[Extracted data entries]
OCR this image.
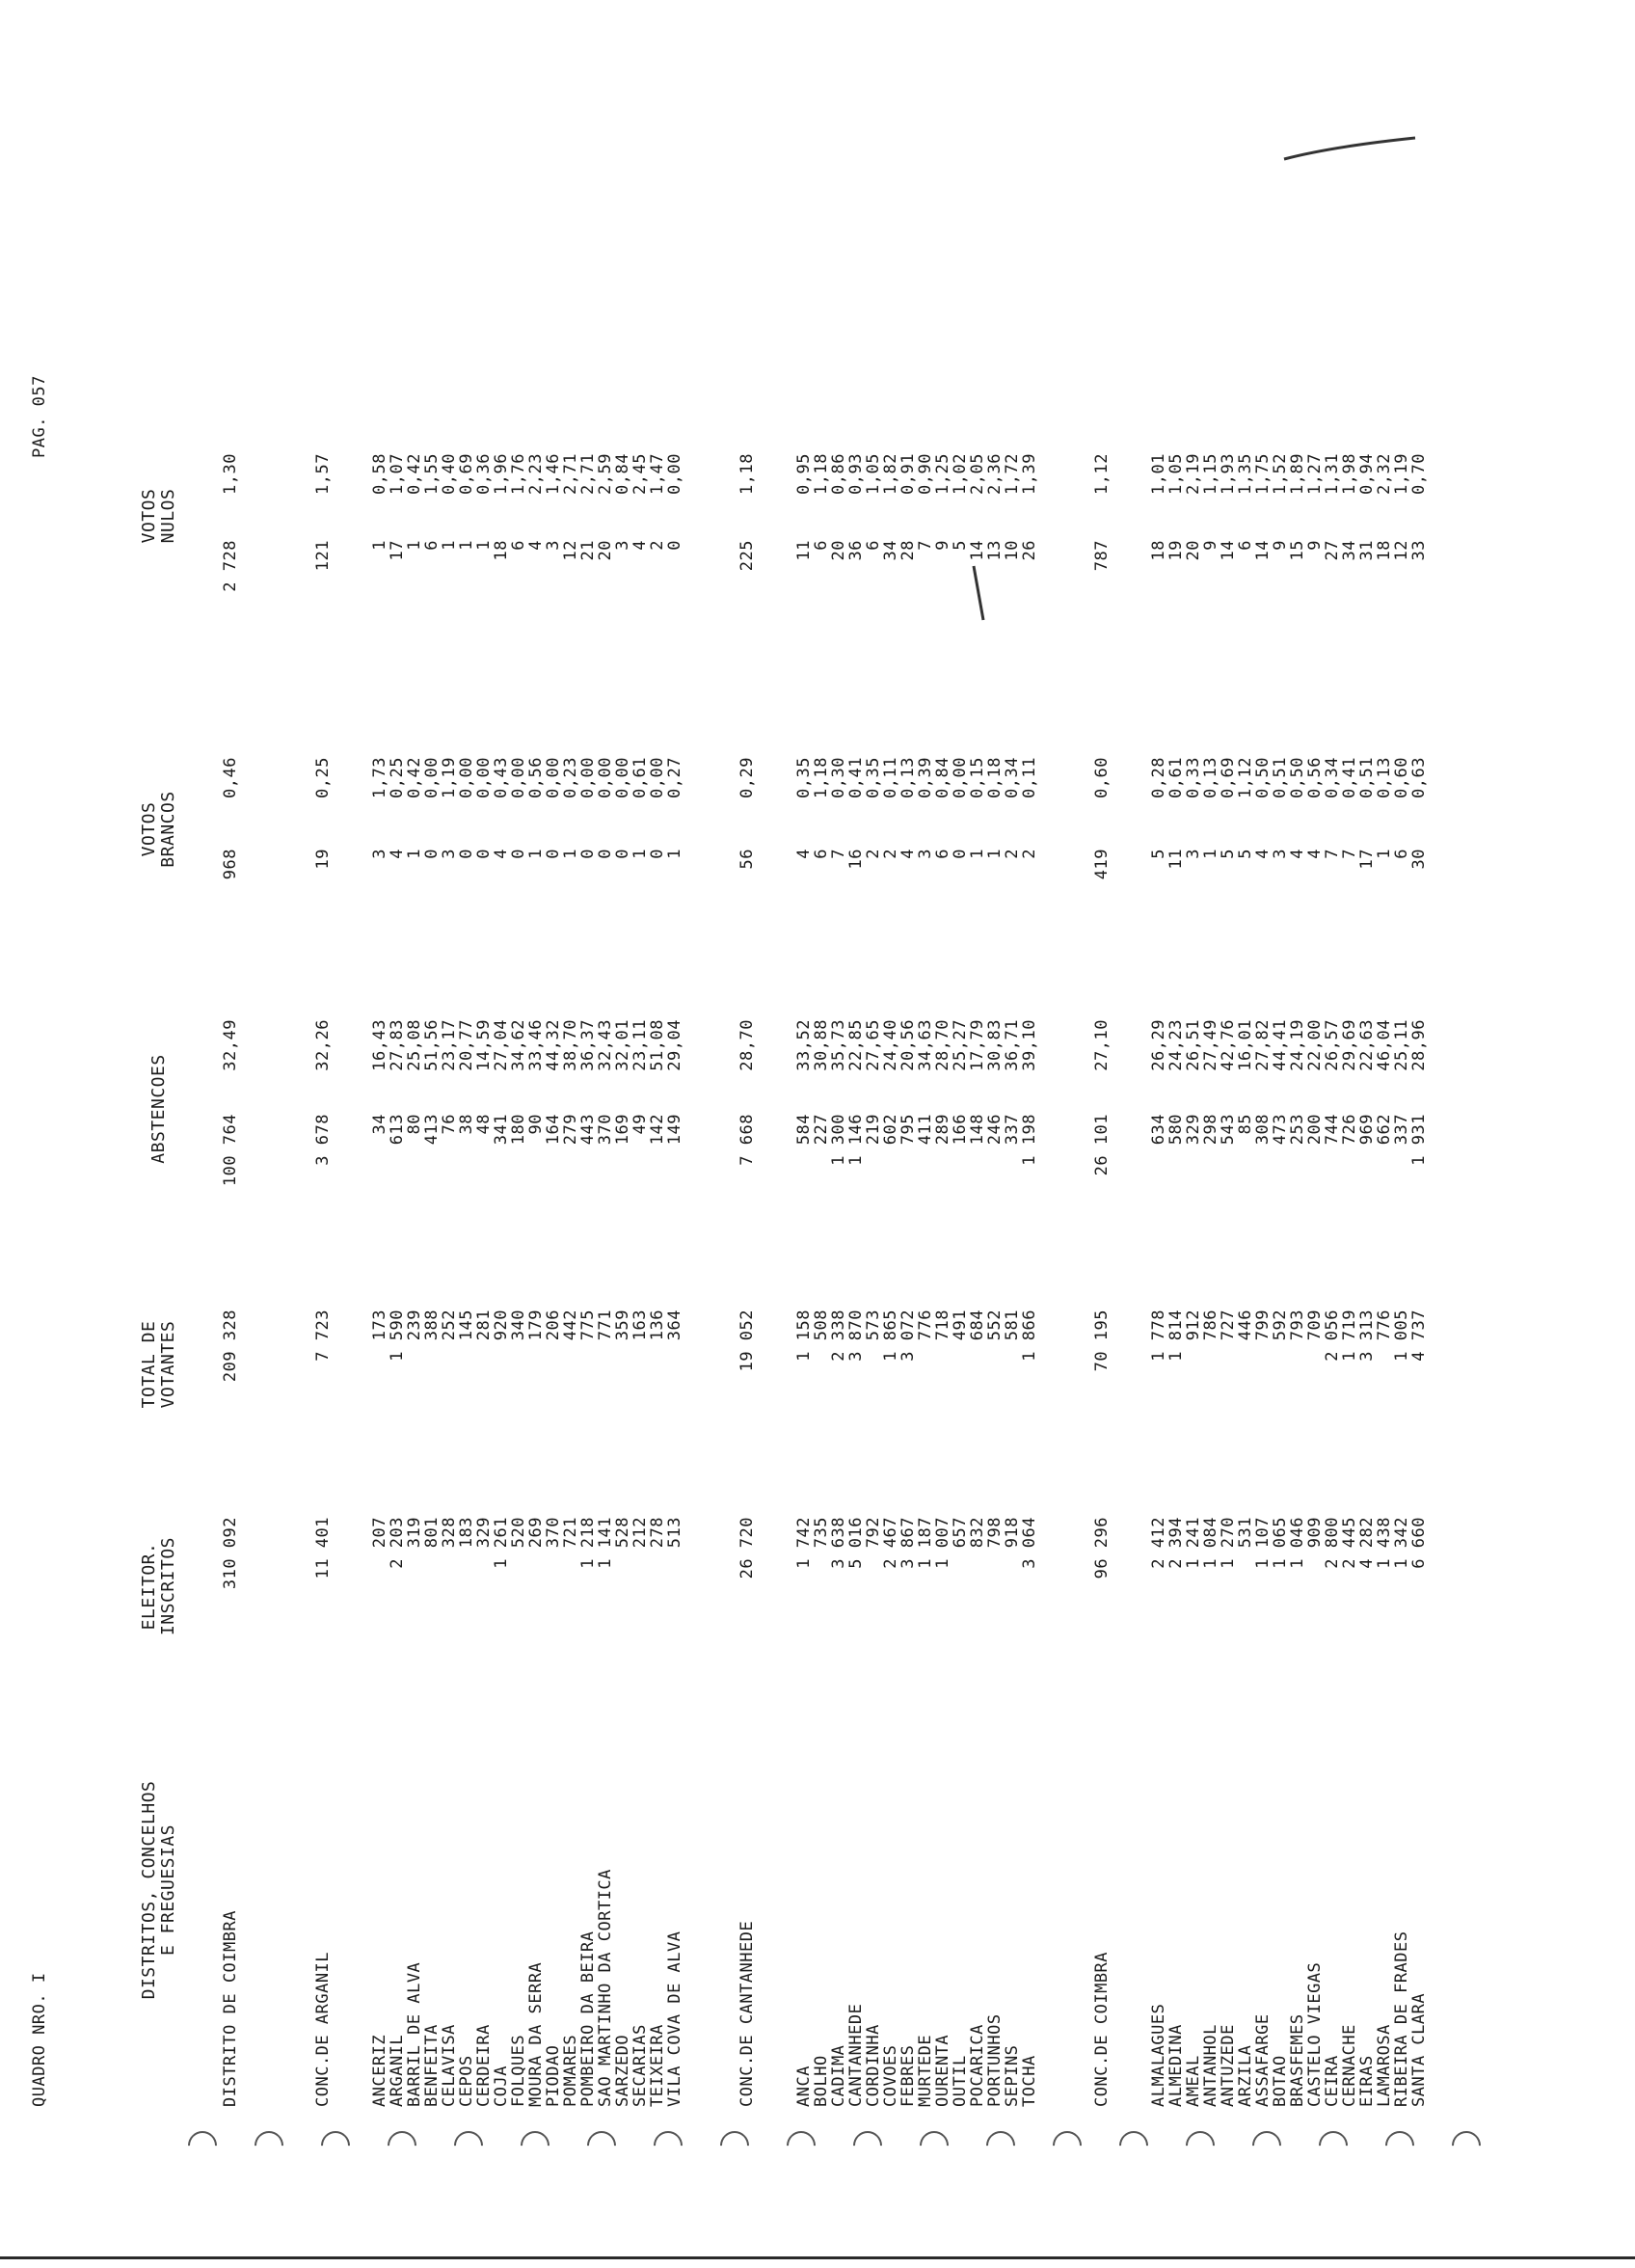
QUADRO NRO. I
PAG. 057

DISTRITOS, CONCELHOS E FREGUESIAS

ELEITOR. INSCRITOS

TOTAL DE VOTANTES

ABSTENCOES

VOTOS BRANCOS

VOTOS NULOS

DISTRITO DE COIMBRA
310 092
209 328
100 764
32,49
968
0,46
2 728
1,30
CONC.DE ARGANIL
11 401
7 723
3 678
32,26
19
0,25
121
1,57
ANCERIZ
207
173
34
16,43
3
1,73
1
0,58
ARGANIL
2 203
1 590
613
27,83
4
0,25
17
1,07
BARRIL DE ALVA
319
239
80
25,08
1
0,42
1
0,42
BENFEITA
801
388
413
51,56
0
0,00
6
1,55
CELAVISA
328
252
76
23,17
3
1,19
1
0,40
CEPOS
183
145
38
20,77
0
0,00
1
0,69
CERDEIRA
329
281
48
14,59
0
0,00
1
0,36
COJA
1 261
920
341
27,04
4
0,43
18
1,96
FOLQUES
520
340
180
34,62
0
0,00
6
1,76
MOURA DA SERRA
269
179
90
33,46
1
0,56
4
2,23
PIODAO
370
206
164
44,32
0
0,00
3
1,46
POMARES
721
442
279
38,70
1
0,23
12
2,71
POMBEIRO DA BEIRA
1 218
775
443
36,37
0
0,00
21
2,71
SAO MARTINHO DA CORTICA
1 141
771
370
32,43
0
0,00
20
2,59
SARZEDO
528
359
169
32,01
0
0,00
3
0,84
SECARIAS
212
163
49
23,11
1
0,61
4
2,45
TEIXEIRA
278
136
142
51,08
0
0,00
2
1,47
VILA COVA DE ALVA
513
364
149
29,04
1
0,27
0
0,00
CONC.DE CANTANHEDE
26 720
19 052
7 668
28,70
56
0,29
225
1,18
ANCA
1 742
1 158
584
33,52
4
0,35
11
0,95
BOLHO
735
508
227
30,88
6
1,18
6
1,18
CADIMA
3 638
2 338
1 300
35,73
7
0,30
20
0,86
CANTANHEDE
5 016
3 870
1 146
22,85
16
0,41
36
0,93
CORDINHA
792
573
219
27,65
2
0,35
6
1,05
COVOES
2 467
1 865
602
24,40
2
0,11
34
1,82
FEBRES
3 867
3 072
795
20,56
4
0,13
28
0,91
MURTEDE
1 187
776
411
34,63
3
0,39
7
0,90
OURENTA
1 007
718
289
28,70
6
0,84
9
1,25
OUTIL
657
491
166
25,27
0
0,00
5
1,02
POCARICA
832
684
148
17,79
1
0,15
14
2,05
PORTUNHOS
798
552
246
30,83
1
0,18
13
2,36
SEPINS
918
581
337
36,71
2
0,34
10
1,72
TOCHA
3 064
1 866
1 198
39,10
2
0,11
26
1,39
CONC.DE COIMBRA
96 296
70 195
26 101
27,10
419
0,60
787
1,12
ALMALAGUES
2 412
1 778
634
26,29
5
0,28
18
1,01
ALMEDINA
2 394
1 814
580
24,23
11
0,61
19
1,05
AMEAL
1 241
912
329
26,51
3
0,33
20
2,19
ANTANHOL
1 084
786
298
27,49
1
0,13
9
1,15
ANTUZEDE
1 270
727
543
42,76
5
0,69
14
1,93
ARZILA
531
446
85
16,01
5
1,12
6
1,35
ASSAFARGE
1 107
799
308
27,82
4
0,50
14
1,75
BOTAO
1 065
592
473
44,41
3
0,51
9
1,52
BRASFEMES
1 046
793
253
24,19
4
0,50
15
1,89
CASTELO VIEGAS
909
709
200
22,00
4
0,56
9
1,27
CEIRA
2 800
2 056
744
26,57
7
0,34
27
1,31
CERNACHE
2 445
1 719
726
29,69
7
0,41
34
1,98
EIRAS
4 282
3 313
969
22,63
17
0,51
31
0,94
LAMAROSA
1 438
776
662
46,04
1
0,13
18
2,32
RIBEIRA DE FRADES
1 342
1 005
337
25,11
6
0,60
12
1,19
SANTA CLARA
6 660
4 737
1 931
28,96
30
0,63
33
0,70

...

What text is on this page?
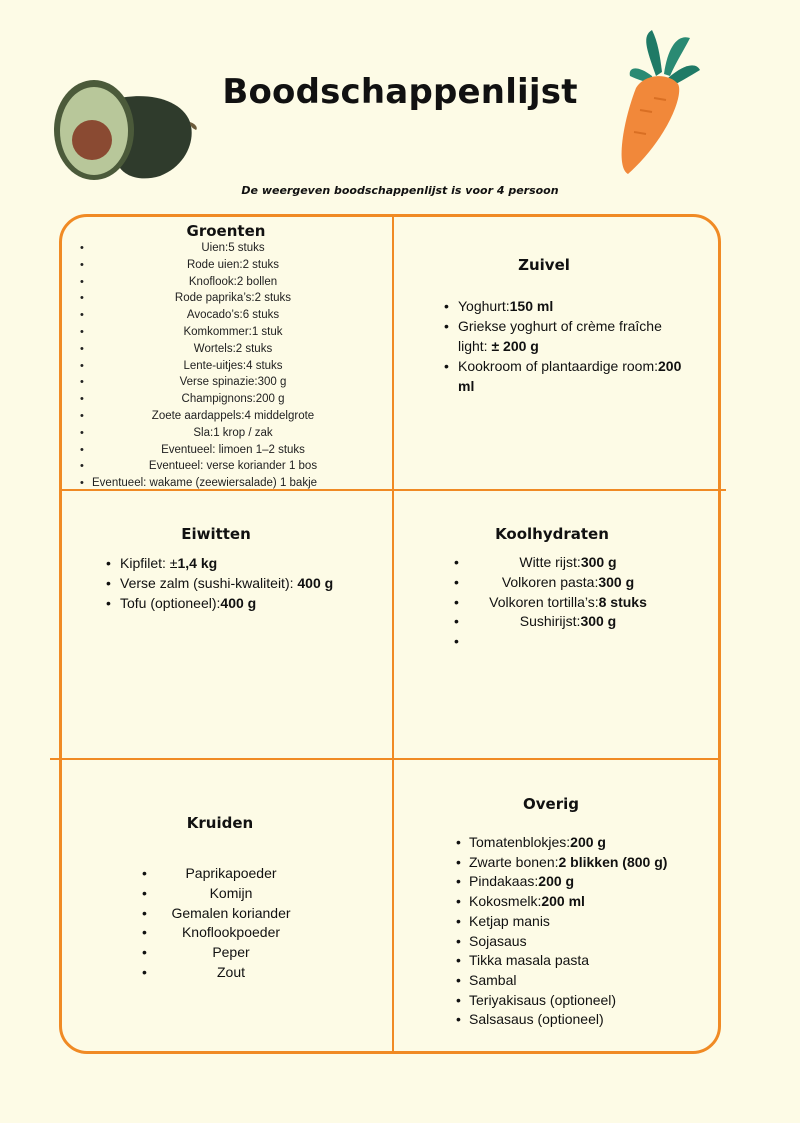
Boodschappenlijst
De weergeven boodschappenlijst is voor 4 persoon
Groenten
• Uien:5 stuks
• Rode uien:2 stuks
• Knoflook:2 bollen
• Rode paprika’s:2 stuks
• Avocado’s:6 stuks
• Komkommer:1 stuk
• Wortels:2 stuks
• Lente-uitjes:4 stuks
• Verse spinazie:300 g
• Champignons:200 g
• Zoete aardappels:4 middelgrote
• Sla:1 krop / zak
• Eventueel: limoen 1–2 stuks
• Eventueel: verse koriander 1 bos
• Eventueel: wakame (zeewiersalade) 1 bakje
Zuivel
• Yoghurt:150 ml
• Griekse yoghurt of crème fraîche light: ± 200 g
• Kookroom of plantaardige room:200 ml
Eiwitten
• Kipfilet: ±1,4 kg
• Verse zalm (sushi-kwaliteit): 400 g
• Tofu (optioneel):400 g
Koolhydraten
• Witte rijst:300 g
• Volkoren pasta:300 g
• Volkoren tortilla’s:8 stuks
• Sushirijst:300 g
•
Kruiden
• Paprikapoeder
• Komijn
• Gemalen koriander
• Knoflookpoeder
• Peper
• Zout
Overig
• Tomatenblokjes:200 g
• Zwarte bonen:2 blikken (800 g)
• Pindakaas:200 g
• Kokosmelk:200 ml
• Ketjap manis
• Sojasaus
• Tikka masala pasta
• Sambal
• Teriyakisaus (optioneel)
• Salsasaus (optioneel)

§ Your objective
Leave out every line without the string "stuks" and copy the rest.

§ Correct result
• Uien:5 stuks
• Rode uien:2 stuks
• Rode paprika’s:2 stuks
• Avocado’s:6 stuks
• Wortels:2 stuks
• Lente-uitjes:4 stuks
• Eventueel: limoen 1–2 stuks
• Volkoren tortilla’s:8 stuks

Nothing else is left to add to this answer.